(Records)
————

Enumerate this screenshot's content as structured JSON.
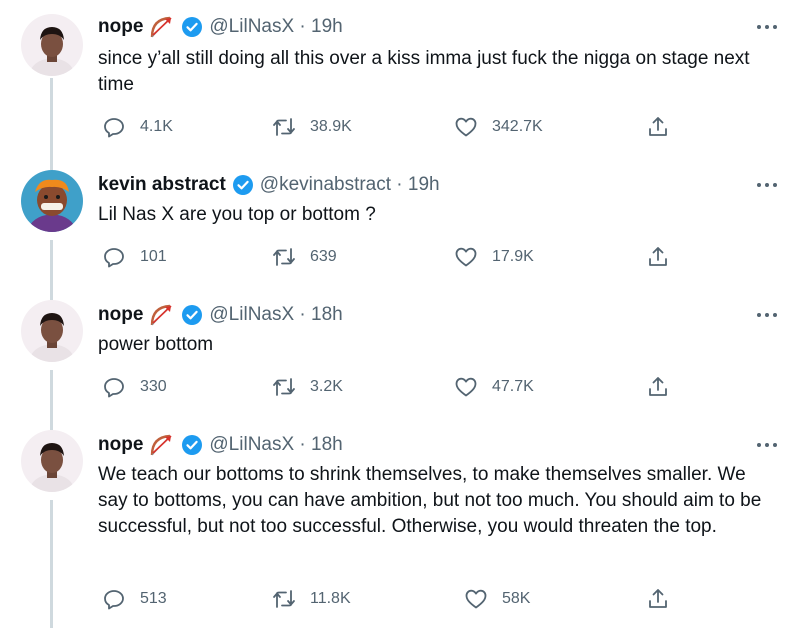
{
  "tweets": [
    {
      "name": "nope",
      "handle": "@LilNasX · 19h",
      "has_emoji": true,
      "text": "since y’all still doing all this over a kiss imma just fuck the nigga on stage next time",
      "replies": "4.1K",
      "retweets": "38.9K",
      "likes": "342.7K"
    },
    {
      "name": "kevin abstract",
      "handle": "@kevinabstract · 19h",
      "has_emoji": false,
      "text": "Lil Nas X are you top or bottom ?",
      "replies": "101",
      "retweets": "639",
      "likes": "17.9K"
    },
    {
      "name": "nope",
      "handle": "@LilNasX · 18h",
      "has_emoji": true,
      "text": "power bottom",
      "replies": "330",
      "retweets": "3.2K",
      "likes": "47.7K"
    },
    {
      "name": "nope",
      "handle": "@LilNasX · 18h",
      "has_emoji": true,
      "text": "We teach our bottoms to shrink themselves, to make themselves smaller. We say to bottoms, you can have ambition, but not too much. You should aim to be successful, but not too successful. Otherwise, you would threaten the top.",
      "replies": "513",
      "retweets": "11.8K",
      "likes": "58K"
    }
  ],
  "icons": {
    "reply": "reply-icon",
    "retweet": "retweet-icon",
    "like": "heart-icon",
    "share": "share-icon",
    "verified": "verified-badge-icon",
    "more": "more-dots-icon",
    "emoji": "bow-and-arrow-emoji"
  },
  "colors": {
    "text": "#0f1419",
    "secondary": "#536471",
    "verified": "#1d9bf0",
    "thread_line": "#cfd9de"
  }
}
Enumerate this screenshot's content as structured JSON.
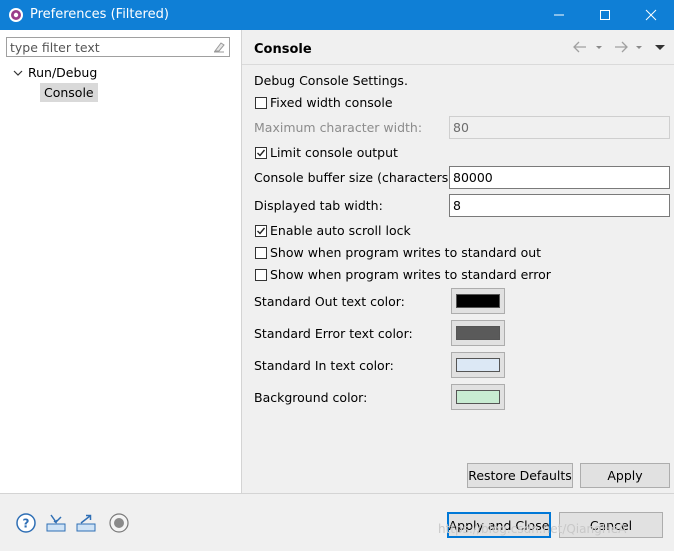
{
  "window": {
    "title": "Preferences (Filtered)",
    "titlebar_color": "#0f7fd6"
  },
  "left": {
    "filter_placeholder": "type filter text",
    "tree": {
      "parent": "Run/Debug",
      "child": "Console"
    }
  },
  "page": {
    "title": "Console",
    "heading": "Debug Console Settings.",
    "fixed_width_label": "Fixed width console",
    "fixed_width_checked": false,
    "max_char_width_label": "Maximum character width:",
    "max_char_width_value": "80",
    "limit_output_label": "Limit console output",
    "limit_output_checked": true,
    "buffer_size_label": "Console buffer size (characters):",
    "buffer_size_value": "80000",
    "tab_width_label": "Displayed tab width:",
    "tab_width_value": "8",
    "auto_scroll_label": "Enable auto scroll lock",
    "auto_scroll_checked": true,
    "show_out_label": "Show when program writes to standard out",
    "show_out_checked": false,
    "show_err_label": "Show when program writes to standard error",
    "show_err_checked": false,
    "colors": {
      "std_out_label": "Standard Out text color:",
      "std_out_color": "#000000",
      "std_err_label": "Standard Error text color:",
      "std_err_color": "#5a5a5a",
      "std_in_label": "Standard In text color:",
      "std_in_color": "#dce8f5",
      "background_label": "Background color:",
      "background_color": "#c8ecd2"
    },
    "restore_defaults_label": "Restore Defaults",
    "apply_label": "Apply"
  },
  "footer": {
    "apply_close_label": "Apply and Close",
    "cancel_label": "Cancel",
    "watermark": "https://blog.csdn.net/QiangHeA"
  }
}
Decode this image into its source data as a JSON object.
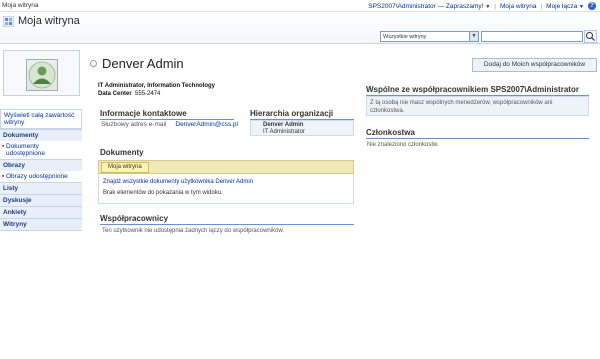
{
  "topbar": {
    "site_link": "Moja witryna",
    "user_menu": "SPS2007\\Administrator — Zapraszamy!",
    "my_site": "Moja witryna",
    "my_links": "Moje łącza"
  },
  "header": {
    "title": "Moja witryna",
    "scope_value": "Wszystkie witryny",
    "search_placeholder": ""
  },
  "leftnav": {
    "view_all": "Wyświetl całą zawartość witryny",
    "sections": [
      {
        "label": "Dokumenty",
        "items": [
          "Dokumenty udostępnione"
        ]
      },
      {
        "label": "Obrazy",
        "items": [
          "Obrazy udostępnione"
        ]
      },
      {
        "label": "Listy",
        "items": []
      },
      {
        "label": "Dyskusje",
        "items": []
      },
      {
        "label": "Ankiety",
        "items": []
      },
      {
        "label": "Witryny",
        "items": []
      }
    ]
  },
  "profile": {
    "name": "Denver Admin",
    "add_colleague": "Dodaj do Moich współpracowników",
    "title_line": "IT Administrator, Information Technology",
    "data_center_label": "Data Center",
    "data_center_value": "555-2474"
  },
  "contact": {
    "heading": "Informacje kontaktowe",
    "email_label": "Służbowy adres e-mail",
    "email_value": "DenverAdmin@css.pl"
  },
  "org": {
    "heading": "Hierarchia organizacji",
    "person_name": "Denver Admin",
    "person_title": "IT Administrator"
  },
  "documents": {
    "heading": "Dokumenty",
    "tab": "Moja witryna",
    "find_link": "Znajdź wszystkie dokumenty użytkownika Denver Admin",
    "empty": "Brak elementów do pokazania w tym widoku."
  },
  "colleagues": {
    "heading": "Współpracownicy",
    "text": "Ten użytkownik nie udostępnia żadnych łączy do współpracowników."
  },
  "shared": {
    "heading": "Wspólne ze współpracownikiem SPS2007\\Administrator",
    "text": "Z tą osobą nie masz wspólnych menedżerów, współpracowników ani członkostwa."
  },
  "membership": {
    "heading": "Członkostwa",
    "text": "Nie znaleziono członkostw."
  }
}
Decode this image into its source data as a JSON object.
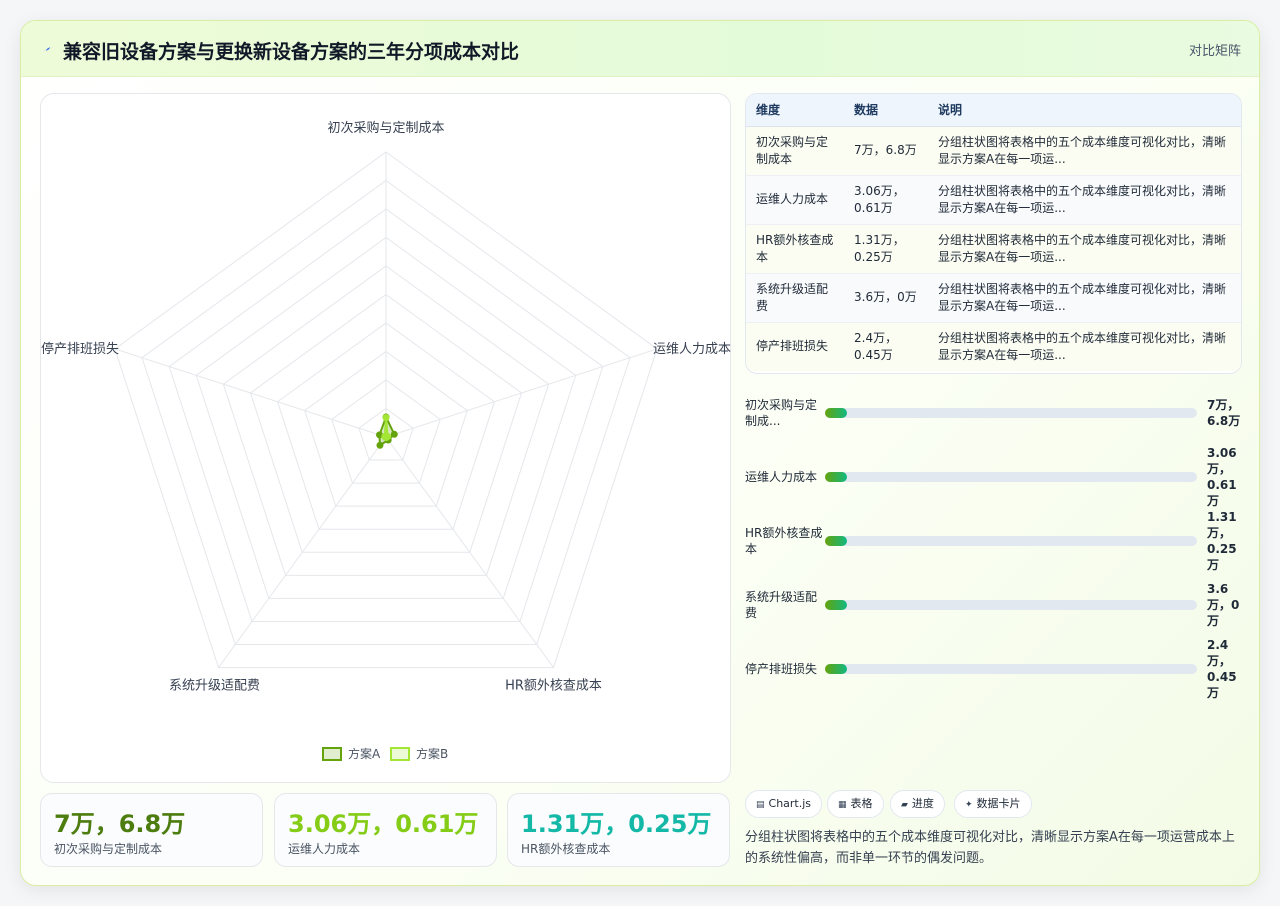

————

**Work to complete**: Take every line above carrying "replies" and return it.

**Result for this task**:
      "replies": "4.1K",
      "replies": "101",
      "replies": "330",
      "replies": "513",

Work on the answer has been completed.